Data excerpts:
# # # # #

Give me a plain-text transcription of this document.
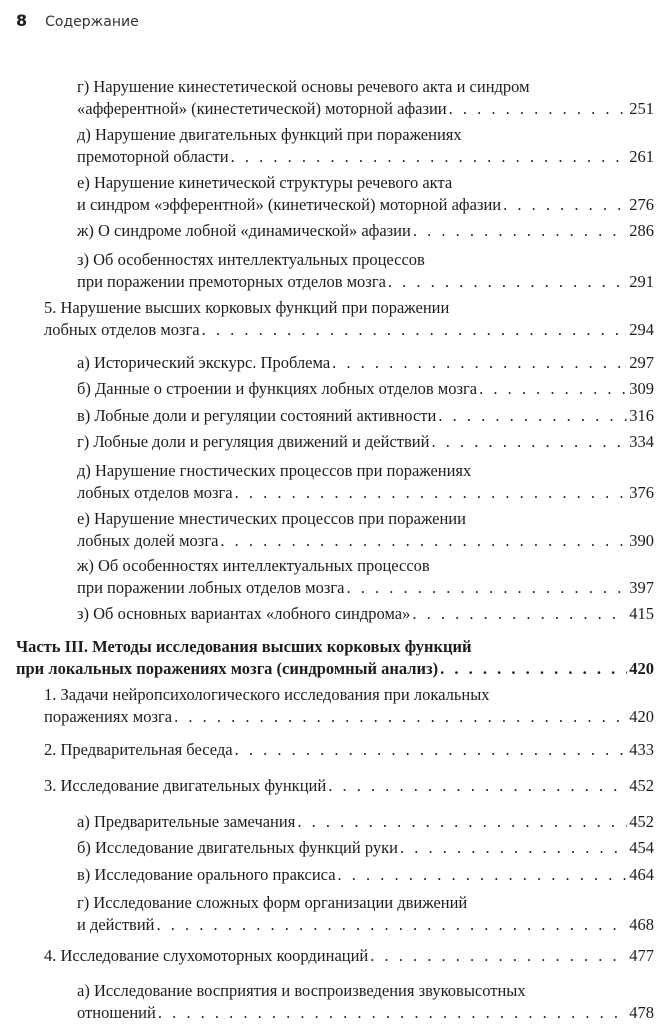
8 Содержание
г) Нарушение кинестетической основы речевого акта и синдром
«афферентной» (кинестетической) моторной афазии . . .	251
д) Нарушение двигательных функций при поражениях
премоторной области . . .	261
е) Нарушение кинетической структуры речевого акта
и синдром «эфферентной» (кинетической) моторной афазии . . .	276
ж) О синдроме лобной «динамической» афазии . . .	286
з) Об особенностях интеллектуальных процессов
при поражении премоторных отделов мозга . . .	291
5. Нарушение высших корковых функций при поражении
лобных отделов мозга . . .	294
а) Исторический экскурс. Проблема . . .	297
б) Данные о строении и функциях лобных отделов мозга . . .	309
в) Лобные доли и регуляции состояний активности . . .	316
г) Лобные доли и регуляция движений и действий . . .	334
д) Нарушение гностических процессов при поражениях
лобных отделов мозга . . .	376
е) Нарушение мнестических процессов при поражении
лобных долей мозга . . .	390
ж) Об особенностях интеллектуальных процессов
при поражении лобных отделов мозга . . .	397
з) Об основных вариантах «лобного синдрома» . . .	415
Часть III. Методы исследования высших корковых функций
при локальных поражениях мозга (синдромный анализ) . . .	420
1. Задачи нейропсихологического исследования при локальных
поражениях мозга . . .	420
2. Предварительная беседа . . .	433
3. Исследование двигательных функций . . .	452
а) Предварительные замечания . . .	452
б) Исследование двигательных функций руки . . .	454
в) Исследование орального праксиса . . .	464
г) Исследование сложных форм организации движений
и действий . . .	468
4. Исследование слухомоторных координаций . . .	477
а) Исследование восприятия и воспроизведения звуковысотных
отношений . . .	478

# # # # #

▶ **Problem to work on**: Copy each line above precisely, dropping the pictures.

▶ **The result**:
Give me a plain-text transcription of this document.
8 Содержание
г) Нарушение кинестетической основы речевого акта и синдром
«афферентной» (кинестетической) моторной афазии . . .	251
д) Нарушение двигательных функций при поражениях
премоторной области . . .	261
е) Нарушение кинетической структуры речевого акта
и синдром «эфферентной» (кинетической) моторной афазии . . .	276
ж) О синдроме лобной «динамической» афазии . . .	286
з) Об особенностях интеллектуальных процессов
при поражении премоторных отделов мозга . . .	291
5. Нарушение высших корковых функций при поражении
лобных отделов мозга . . .	294
а) Исторический экскурс. Проблема . . .	297
б) Данные о строении и функциях лобных отделов мозга . . .	309
в) Лобные доли и регуляции состояний активности . . .	316
г) Лобные доли и регуляция движений и действий . . .	334
д) Нарушение гностических процессов при поражениях
лобных отделов мозга . . .	376
е) Нарушение мнестических процессов при поражении
лобных долей мозга . . .	390
ж) Об особенностях интеллектуальных процессов
при поражении лобных отделов мозга . . .	397
з) Об основных вариантах «лобного синдрома» . . .	415
Часть III. Методы исследования высших корковых функций
при локальных поражениях мозга (синдромный анализ) . . .	420
1. Задачи нейропсихологического исследования при локальных
поражениях мозга . . .	420
2. Предварительная беседа . . .	433
3. Исследование двигательных функций . . .	452
а) Предварительные замечания . . .	452
б) Исследование двигательных функций руки . . .	454
в) Исследование орального праксиса . . .	464
г) Исследование сложных форм организации движений
и действий . . .	468
4. Исследование слухомоторных координаций . . .	477
а) Исследование восприятия и воспроизведения звуковысотных
отношений . . .	478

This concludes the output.